** START OF Exercise material **

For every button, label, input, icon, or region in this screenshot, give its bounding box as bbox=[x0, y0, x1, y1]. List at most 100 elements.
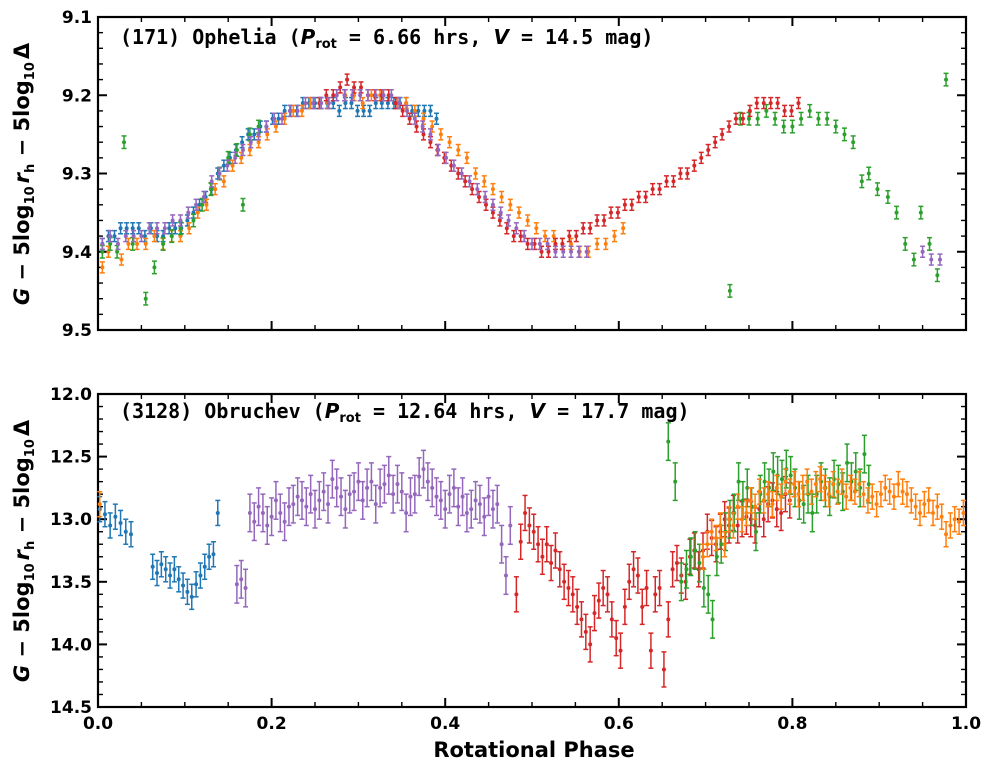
data-points bbox=[97, 422, 966, 688]
data-point bbox=[459, 167, 465, 180]
marker bbox=[405, 108, 410, 113]
data-point bbox=[467, 175, 473, 188]
marker bbox=[347, 492, 352, 497]
data-point bbox=[665, 601, 671, 638]
data-point bbox=[895, 470, 901, 498]
data-point bbox=[631, 551, 637, 588]
data-point bbox=[279, 112, 285, 125]
data-point bbox=[583, 613, 589, 651]
marker bbox=[770, 502, 775, 507]
data-point bbox=[247, 493, 253, 533]
data-point bbox=[521, 229, 527, 243]
title-rot-subscript: rot bbox=[339, 411, 361, 426]
marker bbox=[530, 241, 534, 246]
data-point bbox=[697, 543, 703, 583]
data-point bbox=[813, 470, 819, 498]
data-point bbox=[381, 464, 387, 504]
data-point bbox=[657, 569, 663, 607]
marker bbox=[799, 116, 804, 121]
marker bbox=[561, 249, 566, 254]
data-point bbox=[209, 175, 215, 188]
title-prot-value: 12.64 bbox=[397, 399, 457, 423]
marker bbox=[483, 194, 488, 199]
marker bbox=[204, 202, 209, 207]
data-point bbox=[162, 222, 168, 235]
marker bbox=[497, 218, 502, 223]
marker bbox=[609, 617, 614, 622]
data-point bbox=[559, 237, 565, 251]
data-point bbox=[688, 537, 694, 577]
data-point bbox=[348, 96, 354, 110]
marker bbox=[447, 492, 452, 497]
data-point bbox=[788, 455, 794, 495]
marker bbox=[753, 529, 758, 534]
marker bbox=[252, 132, 257, 137]
marker bbox=[709, 529, 714, 534]
marker bbox=[464, 155, 469, 160]
marker bbox=[640, 604, 645, 609]
marker bbox=[745, 485, 750, 490]
data-point bbox=[513, 576, 519, 613]
marker bbox=[189, 594, 194, 599]
data-point bbox=[735, 493, 741, 520]
data-point bbox=[299, 480, 305, 520]
marker bbox=[948, 523, 953, 528]
marker bbox=[562, 579, 567, 584]
title-p-symbol: P bbox=[301, 25, 316, 49]
marker bbox=[451, 485, 456, 490]
data-point bbox=[573, 229, 579, 243]
marker bbox=[852, 489, 857, 494]
marker bbox=[731, 523, 736, 528]
marker bbox=[126, 241, 131, 246]
data-point bbox=[674, 544, 680, 582]
data-point bbox=[506, 214, 512, 227]
data-point bbox=[429, 468, 435, 508]
data-point bbox=[937, 253, 943, 266]
marker bbox=[775, 101, 780, 106]
series-blue bbox=[97, 495, 221, 611]
marker bbox=[813, 482, 818, 487]
marker bbox=[790, 124, 795, 129]
marker bbox=[761, 498, 766, 503]
marker bbox=[477, 194, 482, 199]
data-point bbox=[443, 151, 449, 165]
data-point bbox=[390, 474, 396, 514]
x-tick-label: 0.6 bbox=[604, 714, 634, 734]
data-point bbox=[154, 222, 160, 235]
data-point bbox=[212, 182, 218, 196]
marker bbox=[425, 479, 430, 484]
marker bbox=[247, 148, 252, 153]
marker bbox=[408, 494, 413, 499]
marker bbox=[217, 171, 222, 176]
marker bbox=[108, 523, 113, 528]
marker bbox=[211, 552, 216, 557]
data-point bbox=[326, 96, 332, 110]
data-point bbox=[464, 151, 470, 165]
marker bbox=[438, 498, 443, 503]
marker bbox=[130, 241, 135, 246]
y-tick-labels: 9.1 9.2 9.3 9.4 9.5 bbox=[62, 8, 92, 341]
data-point bbox=[455, 487, 461, 527]
ylabel-r: r bbox=[10, 548, 34, 560]
data-point bbox=[204, 198, 209, 212]
marker bbox=[693, 548, 698, 553]
data-point bbox=[435, 143, 441, 157]
data-point bbox=[295, 477, 301, 517]
marker bbox=[748, 498, 753, 503]
ylabel-ten-b: 10 bbox=[23, 62, 38, 80]
marker bbox=[866, 482, 871, 487]
marker bbox=[596, 598, 601, 603]
data-point bbox=[355, 104, 361, 118]
marker bbox=[913, 504, 918, 509]
data-point bbox=[710, 599, 716, 639]
data-point bbox=[347, 474, 353, 514]
data-point bbox=[513, 222, 519, 235]
data-point bbox=[761, 487, 767, 514]
marker bbox=[343, 101, 348, 106]
marker bbox=[456, 148, 461, 153]
marker bbox=[269, 514, 274, 519]
data-point bbox=[560, 245, 566, 258]
marker bbox=[874, 502, 879, 507]
data-point bbox=[743, 499, 749, 527]
marker bbox=[627, 579, 632, 584]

** END OF Exercise material **

● The exercise: Rewrite all the data above with "marker" changed to "dot" everywhere and nothing else altered. Leave the pictures out.

● Problem solution:
For every button, label, input, icon, or region in this screenshot, give its bounding box as bbox=[x0, y0, x1, y1]. List at most 100 elements.
data-points bbox=[97, 422, 966, 688]
data-point bbox=[459, 167, 465, 180]
dot bbox=[405, 108, 410, 113]
data-point bbox=[467, 175, 473, 188]
dot bbox=[347, 492, 352, 497]
data-point bbox=[665, 601, 671, 638]
data-point bbox=[895, 470, 901, 498]
data-point bbox=[631, 551, 637, 588]
data-point bbox=[279, 112, 285, 125]
data-point bbox=[583, 613, 589, 651]
dot bbox=[770, 502, 775, 507]
data-point bbox=[247, 493, 253, 533]
data-point bbox=[521, 229, 527, 243]
title-rot-subscript: rot bbox=[339, 411, 361, 426]
dot bbox=[530, 241, 534, 246]
data-point bbox=[697, 543, 703, 583]
data-point bbox=[813, 470, 819, 498]
data-point bbox=[381, 464, 387, 504]
data-point bbox=[657, 569, 663, 607]
dot bbox=[799, 116, 804, 121]
dot bbox=[561, 249, 566, 254]
data-point bbox=[209, 175, 215, 188]
title-prot-value: 12.64 bbox=[397, 399, 457, 423]
dot bbox=[483, 194, 488, 199]
dot bbox=[204, 202, 209, 207]
data-point bbox=[162, 222, 168, 235]
dot bbox=[497, 218, 502, 223]
dot bbox=[609, 617, 614, 622]
data-point bbox=[559, 237, 565, 251]
data-point bbox=[688, 537, 694, 577]
data-point bbox=[348, 96, 354, 110]
dot bbox=[447, 492, 452, 497]
data-point bbox=[788, 455, 794, 495]
dot bbox=[753, 529, 758, 534]
dot bbox=[252, 132, 257, 137]
dot bbox=[709, 529, 714, 534]
dot bbox=[464, 155, 469, 160]
dot bbox=[640, 604, 645, 609]
dot bbox=[745, 485, 750, 490]
data-point bbox=[513, 576, 519, 613]
dot bbox=[189, 594, 194, 599]
data-point bbox=[735, 493, 741, 520]
data-point bbox=[299, 480, 305, 520]
dot bbox=[948, 523, 953, 528]
dot bbox=[562, 579, 567, 584]
title-p-symbol: P bbox=[301, 25, 316, 49]
dot bbox=[451, 485, 456, 490]
data-point bbox=[573, 229, 579, 243]
dot bbox=[852, 489, 857, 494]
dot bbox=[731, 523, 736, 528]
dot bbox=[126, 241, 131, 246]
data-point bbox=[674, 544, 680, 582]
data-point bbox=[506, 214, 512, 227]
data-point bbox=[429, 468, 435, 508]
data-point bbox=[937, 253, 943, 266]
dot bbox=[775, 101, 780, 106]
series-blue bbox=[97, 495, 221, 611]
dot bbox=[813, 482, 818, 487]
dot bbox=[790, 124, 795, 129]
dot bbox=[761, 498, 766, 503]
dot bbox=[477, 194, 482, 199]
data-point bbox=[443, 151, 449, 165]
data-point bbox=[390, 474, 396, 514]
x-tick-label: 0.6 bbox=[604, 714, 634, 734]
data-point bbox=[154, 222, 160, 235]
data-point bbox=[212, 182, 218, 196]
dot bbox=[425, 479, 430, 484]
dot bbox=[247, 148, 252, 153]
dot bbox=[408, 494, 413, 499]
dot bbox=[217, 171, 222, 176]
dot bbox=[108, 523, 113, 528]
dot bbox=[211, 552, 216, 557]
data-point bbox=[326, 96, 332, 110]
data-point bbox=[464, 151, 470, 165]
dot bbox=[438, 498, 443, 503]
dot bbox=[130, 241, 135, 246]
y-tick-labels: 9.1 9.2 9.3 9.4 9.5 bbox=[62, 8, 92, 341]
data-point bbox=[455, 487, 461, 527]
ylabel-r: r bbox=[10, 548, 34, 560]
data-point bbox=[204, 198, 209, 212]
dot bbox=[693, 548, 698, 553]
data-point bbox=[435, 143, 441, 157]
data-point bbox=[295, 477, 301, 517]
dot bbox=[748, 498, 753, 503]
ylabel-ten-b: 10 bbox=[23, 62, 38, 80]
dot bbox=[866, 482, 871, 487]
dot bbox=[596, 598, 601, 603]
data-point bbox=[355, 104, 361, 118]
dot bbox=[913, 504, 918, 509]
data-point bbox=[710, 599, 716, 639]
data-point bbox=[347, 474, 353, 514]
data-point bbox=[513, 222, 519, 235]
data-point bbox=[761, 487, 767, 514]
dot bbox=[343, 101, 348, 106]
dot bbox=[456, 148, 461, 153]
dot bbox=[269, 514, 274, 519]
data-point bbox=[560, 245, 566, 258]
dot bbox=[874, 502, 879, 507]
data-point bbox=[743, 499, 749, 527]
dot bbox=[627, 579, 632, 584]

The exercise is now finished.